Goal of the exercise: Transcribe every line exactly and omit anything that is a picture.

Dataset listings of figures

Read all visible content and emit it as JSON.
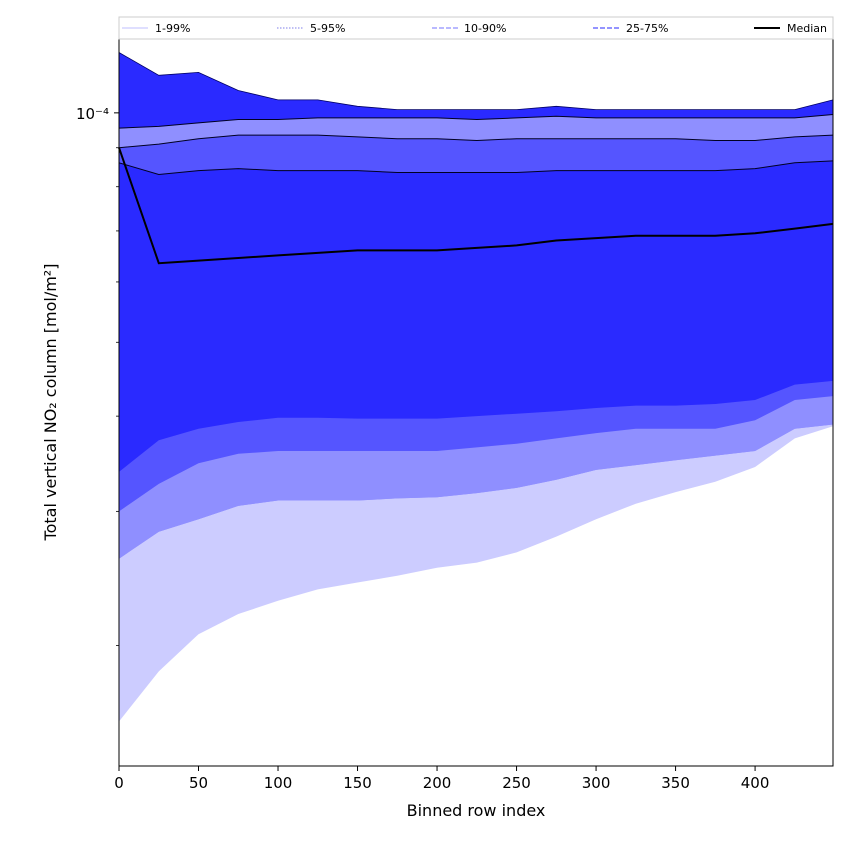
{
  "chart_data": {
    "type": "area",
    "title": "",
    "xlabel": "Binned row index",
    "ylabel": "Total vertical NO₂ column [mol/m²]",
    "xlim": [
      0,
      449
    ],
    "ylim": [
      1.39e-05,
      0.000125
    ],
    "yscale": "log",
    "xticks": [
      0,
      50,
      100,
      150,
      200,
      250,
      300,
      350,
      400
    ],
    "ytick_label": "10⁻⁴",
    "ytick_value": 0.0001,
    "legend_position": "top, horizontal",
    "grid": false,
    "x": [
      0,
      25,
      50,
      75,
      100,
      125,
      150,
      175,
      200,
      225,
      250,
      275,
      300,
      325,
      350,
      375,
      400,
      425,
      449
    ],
    "bands": [
      {
        "name": "1-99%",
        "fill": "#ccccff",
        "lower": [
          1.59e-05,
          1.85e-05,
          2.07e-05,
          2.2e-05,
          2.29e-05,
          2.37e-05,
          2.42e-05,
          2.47e-05,
          2.53e-05,
          2.57e-05,
          2.65e-05,
          2.78e-05,
          2.93e-05,
          3.07e-05,
          3.18e-05,
          3.28e-05,
          3.43e-05,
          3.74e-05,
          3.88e-05
        ],
        "upper": [
          0.00012,
          0.000112,
          0.000113,
          0.000107,
          0.000104,
          0.000104,
          0.000102,
          0.000101,
          0.000101,
          0.000101,
          0.000101,
          0.000102,
          0.000101,
          0.000101,
          0.000101,
          0.000101,
          0.000101,
          0.000101,
          0.000104
        ]
      },
      {
        "name": "5-95%",
        "fill": "#8f8fff",
        "lower": [
          2.6e-05,
          2.82e-05,
          2.93e-05,
          3.05e-05,
          3.1e-05,
          3.1e-05,
          3.1e-05,
          3.12e-05,
          3.13e-05,
          3.17e-05,
          3.22e-05,
          3.3e-05,
          3.4e-05,
          3.45e-05,
          3.5e-05,
          3.55e-05,
          3.6e-05,
          3.85e-05,
          3.9e-05
        ]
      },
      {
        "name": "10-90%",
        "fill": "#5555ff",
        "lower": [
          3e-05,
          3.26e-05,
          3.47e-05,
          3.57e-05,
          3.6e-05,
          3.6e-05,
          3.6e-05,
          3.6e-05,
          3.6e-05,
          3.64e-05,
          3.68e-05,
          3.74e-05,
          3.8e-05,
          3.85e-05,
          3.85e-05,
          3.85e-05,
          3.95e-05,
          4.2e-05,
          4.25e-05
        ]
      },
      {
        "name": "25-75%",
        "fill": "#2a2aff",
        "lower": [
          3.38e-05,
          3.72e-05,
          3.85e-05,
          3.93e-05,
          3.98e-05,
          3.98e-05,
          3.97e-05,
          3.97e-05,
          3.97e-05,
          4e-05,
          4.03e-05,
          4.06e-05,
          4.1e-05,
          4.13e-05,
          4.13e-05,
          4.15e-05,
          4.2e-05,
          4.4e-05,
          4.45e-05
        ]
      }
    ],
    "quantile_lines": [
      {
        "name": "95%",
        "values": [
          9.55e-05,
          9.6e-05,
          9.7e-05,
          9.8e-05,
          9.8e-05,
          9.85e-05,
          9.85e-05,
          9.85e-05,
          9.85e-05,
          9.8e-05,
          9.85e-05,
          9.9e-05,
          9.85e-05,
          9.85e-05,
          9.85e-05,
          9.85e-05,
          9.85e-05,
          9.85e-05,
          9.95e-05
        ]
      },
      {
        "name": "90%",
        "values": [
          9e-05,
          9.1e-05,
          9.25e-05,
          9.35e-05,
          9.35e-05,
          9.35e-05,
          9.3e-05,
          9.25e-05,
          9.25e-05,
          9.2e-05,
          9.25e-05,
          9.25e-05,
          9.25e-05,
          9.25e-05,
          9.25e-05,
          9.2e-05,
          9.2e-05,
          9.3e-05,
          9.35e-05
        ]
      },
      {
        "name": "75%",
        "values": [
          8.6e-05,
          8.3e-05,
          8.4e-05,
          8.45e-05,
          8.4e-05,
          8.4e-05,
          8.4e-05,
          8.35e-05,
          8.35e-05,
          8.35e-05,
          8.35e-05,
          8.4e-05,
          8.4e-05,
          8.4e-05,
          8.4e-05,
          8.4e-05,
          8.45e-05,
          8.6e-05,
          8.65e-05
        ]
      }
    ],
    "median": [
      9e-05,
      6.35e-05,
      6.4e-05,
      6.45e-05,
      6.5e-05,
      6.55e-05,
      6.6e-05,
      6.6e-05,
      6.6e-05,
      6.65e-05,
      6.7e-05,
      6.8e-05,
      6.85e-05,
      6.9e-05,
      6.9e-05,
      6.9e-05,
      6.95e-05,
      7.05e-05,
      7.15e-05
    ],
    "series": [
      {
        "name": "1-99%",
        "style": "solid",
        "color": "#ccccff"
      },
      {
        "name": "5-95%",
        "style": "dotted",
        "color": "#9999ee"
      },
      {
        "name": "10-90%",
        "style": "dashed",
        "color": "#8f8fff"
      },
      {
        "name": "25-75%",
        "style": "dashed",
        "color": "#5555ff"
      },
      {
        "name": "Median",
        "style": "solid",
        "color": "#000000"
      }
    ]
  }
}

Exercise output:
Read all visible content and emit it as JSON.
{
  "chart_data": {
    "type": "area",
    "title": "",
    "xlabel": "Binned row index",
    "ylabel": "Total vertical NO₂ column [mol/m²]",
    "xlim": [
      0,
      449
    ],
    "ylim": [
      1.39e-05,
      0.000125
    ],
    "yscale": "log",
    "xticks": [
      0,
      50,
      100,
      150,
      200,
      250,
      300,
      350,
      400
    ],
    "ytick_label": "10⁻⁴",
    "ytick_value": 0.0001,
    "legend_position": "top, horizontal",
    "grid": false,
    "x": [
      0,
      25,
      50,
      75,
      100,
      125,
      150,
      175,
      200,
      225,
      250,
      275,
      300,
      325,
      350,
      375,
      400,
      425,
      449
    ],
    "bands": [
      {
        "name": "1-99%",
        "fill": "#ccccff",
        "lower": [
          1.59e-05,
          1.85e-05,
          2.07e-05,
          2.2e-05,
          2.29e-05,
          2.37e-05,
          2.42e-05,
          2.47e-05,
          2.53e-05,
          2.57e-05,
          2.65e-05,
          2.78e-05,
          2.93e-05,
          3.07e-05,
          3.18e-05,
          3.28e-05,
          3.43e-05,
          3.74e-05,
          3.88e-05
        ],
        "upper": [
          0.00012,
          0.000112,
          0.000113,
          0.000107,
          0.000104,
          0.000104,
          0.000102,
          0.000101,
          0.000101,
          0.000101,
          0.000101,
          0.000102,
          0.000101,
          0.000101,
          0.000101,
          0.000101,
          0.000101,
          0.000101,
          0.000104
        ]
      },
      {
        "name": "5-95%",
        "fill": "#8f8fff",
        "lower": [
          2.6e-05,
          2.82e-05,
          2.93e-05,
          3.05e-05,
          3.1e-05,
          3.1e-05,
          3.1e-05,
          3.12e-05,
          3.13e-05,
          3.17e-05,
          3.22e-05,
          3.3e-05,
          3.4e-05,
          3.45e-05,
          3.5e-05,
          3.55e-05,
          3.6e-05,
          3.85e-05,
          3.9e-05
        ]
      },
      {
        "name": "10-90%",
        "fill": "#5555ff",
        "lower": [
          3e-05,
          3.26e-05,
          3.47e-05,
          3.57e-05,
          3.6e-05,
          3.6e-05,
          3.6e-05,
          3.6e-05,
          3.6e-05,
          3.64e-05,
          3.68e-05,
          3.74e-05,
          3.8e-05,
          3.85e-05,
          3.85e-05,
          3.85e-05,
          3.95e-05,
          4.2e-05,
          4.25e-05
        ]
      },
      {
        "name": "25-75%",
        "fill": "#2a2aff",
        "lower": [
          3.38e-05,
          3.72e-05,
          3.85e-05,
          3.93e-05,
          3.98e-05,
          3.98e-05,
          3.97e-05,
          3.97e-05,
          3.97e-05,
          4e-05,
          4.03e-05,
          4.06e-05,
          4.1e-05,
          4.13e-05,
          4.13e-05,
          4.15e-05,
          4.2e-05,
          4.4e-05,
          4.45e-05
        ]
      }
    ],
    "quantile_lines": [
      {
        "name": "95%",
        "values": [
          9.55e-05,
          9.6e-05,
          9.7e-05,
          9.8e-05,
          9.8e-05,
          9.85e-05,
          9.85e-05,
          9.85e-05,
          9.85e-05,
          9.8e-05,
          9.85e-05,
          9.9e-05,
          9.85e-05,
          9.85e-05,
          9.85e-05,
          9.85e-05,
          9.85e-05,
          9.85e-05,
          9.95e-05
        ]
      },
      {
        "name": "90%",
        "values": [
          9e-05,
          9.1e-05,
          9.25e-05,
          9.35e-05,
          9.35e-05,
          9.35e-05,
          9.3e-05,
          9.25e-05,
          9.25e-05,
          9.2e-05,
          9.25e-05,
          9.25e-05,
          9.25e-05,
          9.25e-05,
          9.25e-05,
          9.2e-05,
          9.2e-05,
          9.3e-05,
          9.35e-05
        ]
      },
      {
        "name": "75%",
        "values": [
          8.6e-05,
          8.3e-05,
          8.4e-05,
          8.45e-05,
          8.4e-05,
          8.4e-05,
          8.4e-05,
          8.35e-05,
          8.35e-05,
          8.35e-05,
          8.35e-05,
          8.4e-05,
          8.4e-05,
          8.4e-05,
          8.4e-05,
          8.4e-05,
          8.45e-05,
          8.6e-05,
          8.65e-05
        ]
      }
    ],
    "median": [
      9e-05,
      6.35e-05,
      6.4e-05,
      6.45e-05,
      6.5e-05,
      6.55e-05,
      6.6e-05,
      6.6e-05,
      6.6e-05,
      6.65e-05,
      6.7e-05,
      6.8e-05,
      6.85e-05,
      6.9e-05,
      6.9e-05,
      6.9e-05,
      6.95e-05,
      7.05e-05,
      7.15e-05
    ],
    "series": [
      {
        "name": "1-99%",
        "style": "solid",
        "color": "#ccccff"
      },
      {
        "name": "5-95%",
        "style": "dotted",
        "color": "#9999ee"
      },
      {
        "name": "10-90%",
        "style": "dashed",
        "color": "#8f8fff"
      },
      {
        "name": "25-75%",
        "style": "dashed",
        "color": "#5555ff"
      },
      {
        "name": "Median",
        "style": "solid",
        "color": "#000000"
      }
    ]
  }
}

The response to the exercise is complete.